### PAGINATEKST
::::::::
Artikel 3:38 lid 1 Wro bepaalt dat de gemeenteraad voor die delen van het grondgebied waar geen ruimtelijke ontwikkelingen worden voorzien, een beheersverordening kunnen vaststellen. In deze verordening wordt het beheer van dat gebied overeenkomstig het bestaande gebruik geregeld. Besloten is om het positief bestemmen van de bedrijfswoningen te laten geschieden door het vaststellen van onderhavige beheersverordening. Hiermee wordt het gebruik als dienstwoning planologisch weer toegestaan.
In tegenstelling tot elke andere gemeentelijke verordening geldt ten aanzien van de beheersverordening
– evenals dat het geval is bij een bestemmingsplan – een verplichting tot het maken van een algemene en een artikelsgewijze toelichting. In de toelichting moet worden aangegeven waarom gekozen is en kan worden voor een beheersverordening. Tevens moeten de resultaten van eventuele onderzoeken worden vermeld. In de tekst op de volgende pagina's wordt hieraan voldaan.
De percelen Purmerweg 35 en 35a liggen op het bedrijventerrein De Where. Op deze percelen staan twee panden waar een bedrijf met bedrijfswoning op is gebouwd. Met het vaststellen van onderhavige beheersverordening wijzigt er ruimtelijk en functioneel gezien niets. Het feitelijke gebruik mag voortgezet worden. De gebruiks- en bouwmogelijkheden die het bestemmingsplan 'De Gors e.o. 2010' aan de percelen gegeven heeft, blijven in stand.
Purmerweg 35
Purmerweg 35a
Op deze percelen is het bestemmingsplan 'De Gors e.o. 2010' van toepassing. Op de percelen is de bestemming 'Bedrijf-1' gelegd. Hier mogen bedrijven uit ten hoogste categorie 3.1 van de bij het plan behorende Staat van Bedrijfsactiviteiten 'bedrijventerreinen' gevestigd worden. De gebruiksvoorschriften die bij deze bestemming behoren schrijven voor dat bedrijfswoningen alleen zijn toegestaan ter plaatse van de aanduiding 'bedrijfswoning'. Op de percelen Purmerweg 35 en 35a is zo'n aanduiding niet gelegd. Over een gedeelte van het perceel Purmerweg 35 ligt eveneens de dubbelbestemming 'Waarde-Archeologie'. Ter plaatse van Purmerweg 35a ligt de dubbelbestemming 'Waterstaat-Waterkering'. Op de uitsnede van de plankaart hieronder zijn deze percelen afgebeeld.
Uitsnede plankaart van bestemmingsplan 'De Gors e.o. 2010'
Aangezien als gevolg van het vaststellen van onderhavige beheersverordening er ruimtelijk en functioneel niets verandert is er geen milieu- of andere regelgeving die zich tegen vaststelling van deze beheersverordening verzet. In de nabijheid van de percelen liggen geen inrichtingen of buisleidingen die ervoor zorgen dat er een persoonsgebonden- of groepsrisico berekend en verantwoord hoeft te worden. Ook de aspecten geluid, luchtkwaliteit, bodemkwaliteit, cultuurhistorie en waterberging spelen in dit geval niet.
::::::::
### DATASETITEMS

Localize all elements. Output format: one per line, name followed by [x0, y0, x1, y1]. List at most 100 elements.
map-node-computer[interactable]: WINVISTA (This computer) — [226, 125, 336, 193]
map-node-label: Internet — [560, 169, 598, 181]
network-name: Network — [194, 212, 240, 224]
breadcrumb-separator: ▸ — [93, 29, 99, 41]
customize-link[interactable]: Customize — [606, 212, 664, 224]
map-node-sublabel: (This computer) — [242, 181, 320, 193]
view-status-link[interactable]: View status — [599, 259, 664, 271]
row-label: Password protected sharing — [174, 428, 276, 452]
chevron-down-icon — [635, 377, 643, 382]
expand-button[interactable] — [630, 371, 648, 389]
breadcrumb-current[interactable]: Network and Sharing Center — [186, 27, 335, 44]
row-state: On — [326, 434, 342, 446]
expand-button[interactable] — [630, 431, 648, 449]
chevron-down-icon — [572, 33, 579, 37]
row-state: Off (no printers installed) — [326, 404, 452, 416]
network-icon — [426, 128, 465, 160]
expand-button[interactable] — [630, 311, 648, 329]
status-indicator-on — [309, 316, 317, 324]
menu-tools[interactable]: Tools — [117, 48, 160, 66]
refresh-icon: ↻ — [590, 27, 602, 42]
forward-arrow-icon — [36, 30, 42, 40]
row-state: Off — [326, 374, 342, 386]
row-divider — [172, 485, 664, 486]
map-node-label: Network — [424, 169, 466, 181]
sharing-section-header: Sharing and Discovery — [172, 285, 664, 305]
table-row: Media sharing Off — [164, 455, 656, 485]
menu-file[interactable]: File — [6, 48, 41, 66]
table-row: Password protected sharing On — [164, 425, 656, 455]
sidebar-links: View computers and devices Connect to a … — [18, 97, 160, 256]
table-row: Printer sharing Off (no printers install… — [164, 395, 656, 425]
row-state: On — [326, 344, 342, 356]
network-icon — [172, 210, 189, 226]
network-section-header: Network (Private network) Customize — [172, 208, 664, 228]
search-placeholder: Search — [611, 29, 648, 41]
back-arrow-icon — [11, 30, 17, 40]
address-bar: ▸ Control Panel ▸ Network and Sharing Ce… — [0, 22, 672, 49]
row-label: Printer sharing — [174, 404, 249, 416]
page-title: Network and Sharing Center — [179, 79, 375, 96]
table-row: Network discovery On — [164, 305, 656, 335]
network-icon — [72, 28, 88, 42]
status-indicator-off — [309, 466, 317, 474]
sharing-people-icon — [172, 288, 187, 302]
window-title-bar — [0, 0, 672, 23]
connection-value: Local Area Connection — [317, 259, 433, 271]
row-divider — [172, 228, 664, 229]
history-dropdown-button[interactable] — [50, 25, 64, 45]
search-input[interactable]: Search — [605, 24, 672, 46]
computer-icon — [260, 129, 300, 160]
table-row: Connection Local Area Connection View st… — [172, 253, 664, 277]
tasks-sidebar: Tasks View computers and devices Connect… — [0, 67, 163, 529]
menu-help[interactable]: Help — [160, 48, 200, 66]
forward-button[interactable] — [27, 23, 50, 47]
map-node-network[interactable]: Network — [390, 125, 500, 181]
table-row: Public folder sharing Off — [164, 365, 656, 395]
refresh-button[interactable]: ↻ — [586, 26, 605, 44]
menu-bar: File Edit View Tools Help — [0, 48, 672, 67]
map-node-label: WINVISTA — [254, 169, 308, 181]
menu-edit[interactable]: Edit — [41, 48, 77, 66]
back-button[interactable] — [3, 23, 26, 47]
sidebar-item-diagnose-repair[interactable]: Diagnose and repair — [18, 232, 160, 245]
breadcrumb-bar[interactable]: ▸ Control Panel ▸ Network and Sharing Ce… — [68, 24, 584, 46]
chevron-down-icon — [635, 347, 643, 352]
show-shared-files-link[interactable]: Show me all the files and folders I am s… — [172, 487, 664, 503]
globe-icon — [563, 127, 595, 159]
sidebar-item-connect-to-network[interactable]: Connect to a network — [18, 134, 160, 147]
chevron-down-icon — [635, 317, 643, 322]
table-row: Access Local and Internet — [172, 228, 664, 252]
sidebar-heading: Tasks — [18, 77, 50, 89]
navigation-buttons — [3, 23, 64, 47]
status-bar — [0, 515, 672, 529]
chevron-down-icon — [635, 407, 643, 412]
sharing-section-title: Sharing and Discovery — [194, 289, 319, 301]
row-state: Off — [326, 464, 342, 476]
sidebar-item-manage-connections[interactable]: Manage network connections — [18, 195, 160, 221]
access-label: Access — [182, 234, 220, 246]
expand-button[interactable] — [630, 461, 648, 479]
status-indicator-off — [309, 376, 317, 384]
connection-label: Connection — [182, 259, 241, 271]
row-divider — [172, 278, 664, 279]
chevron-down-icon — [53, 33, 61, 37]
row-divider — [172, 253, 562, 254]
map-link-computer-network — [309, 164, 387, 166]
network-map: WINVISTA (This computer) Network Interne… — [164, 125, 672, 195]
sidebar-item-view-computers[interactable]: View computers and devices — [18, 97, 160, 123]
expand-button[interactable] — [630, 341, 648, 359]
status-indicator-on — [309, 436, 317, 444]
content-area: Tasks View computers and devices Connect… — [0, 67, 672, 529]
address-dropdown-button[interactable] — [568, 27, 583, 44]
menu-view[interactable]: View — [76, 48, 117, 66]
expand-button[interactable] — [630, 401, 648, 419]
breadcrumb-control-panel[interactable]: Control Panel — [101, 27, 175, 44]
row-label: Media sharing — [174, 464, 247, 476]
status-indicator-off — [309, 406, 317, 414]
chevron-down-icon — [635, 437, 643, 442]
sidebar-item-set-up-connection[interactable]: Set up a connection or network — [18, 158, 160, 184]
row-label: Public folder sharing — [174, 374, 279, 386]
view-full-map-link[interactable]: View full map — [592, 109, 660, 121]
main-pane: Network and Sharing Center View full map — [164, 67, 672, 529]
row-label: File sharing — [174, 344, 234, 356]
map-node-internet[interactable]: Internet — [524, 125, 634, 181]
::::::::
### VEREISTE 1
Op welk bedrijventerrein liggen de percelen Purmerweg 35 en 35a volgens de paginatekst?
### VEREISTE 2
Typ uit de paginatekst alles over vanaf "De percelen Purmerweg 35 en 35a liggen" tot en met "blijven in stand.".

### JUIST ANTWOORD 1
Op het bedrijventerrein De Where.

### JUIST ANTWOORD 2
De percelen Purmerweg 35 en 35a liggen op het bedrijventerrein De Where. Op deze percelen staan twee panden waar een bedrijf met bedrijfswoning op is gebouwd. Met het vaststellen van onderhavige beheersverordening wijzigt er ruimtelijk en functioneel gezien niets. Het feitelijke gebruik mag voortgezet worden. De gebruiks- en bouwmogelijkheden die het bestemmingsplan 'De Gors e.o. 2010' aan de percelen gegeven heeft, blijven in stand.